Items listed in a dataset
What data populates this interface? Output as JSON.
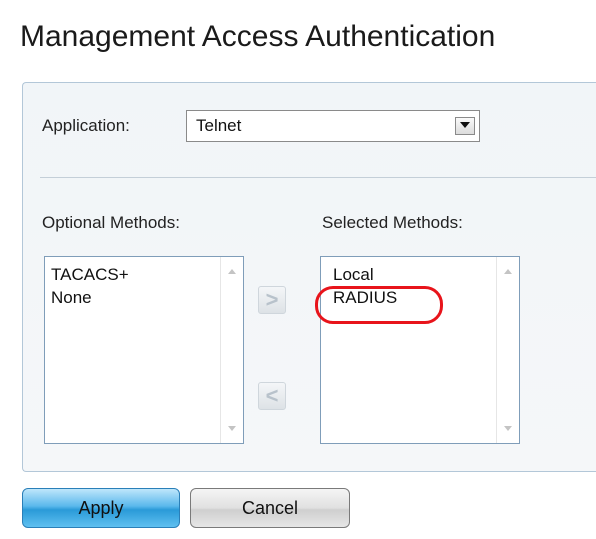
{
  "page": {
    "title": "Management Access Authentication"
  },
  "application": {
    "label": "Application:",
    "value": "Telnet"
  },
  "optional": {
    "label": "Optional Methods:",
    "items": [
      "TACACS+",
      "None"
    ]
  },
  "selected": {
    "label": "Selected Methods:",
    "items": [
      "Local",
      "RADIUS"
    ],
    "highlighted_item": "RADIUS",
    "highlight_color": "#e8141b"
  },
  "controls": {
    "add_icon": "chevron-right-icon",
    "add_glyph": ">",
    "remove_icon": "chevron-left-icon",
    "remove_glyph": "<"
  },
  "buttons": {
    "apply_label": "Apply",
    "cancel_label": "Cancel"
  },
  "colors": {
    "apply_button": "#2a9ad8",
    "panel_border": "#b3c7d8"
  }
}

WHAT YOU WILL DO:
Read the data above. Pull out each line in which the string "chevron" appears.

ANSWER TO THE EXERCISE:
    "add_icon": "chevron-right-icon",
    "remove_icon": "chevron-left-icon",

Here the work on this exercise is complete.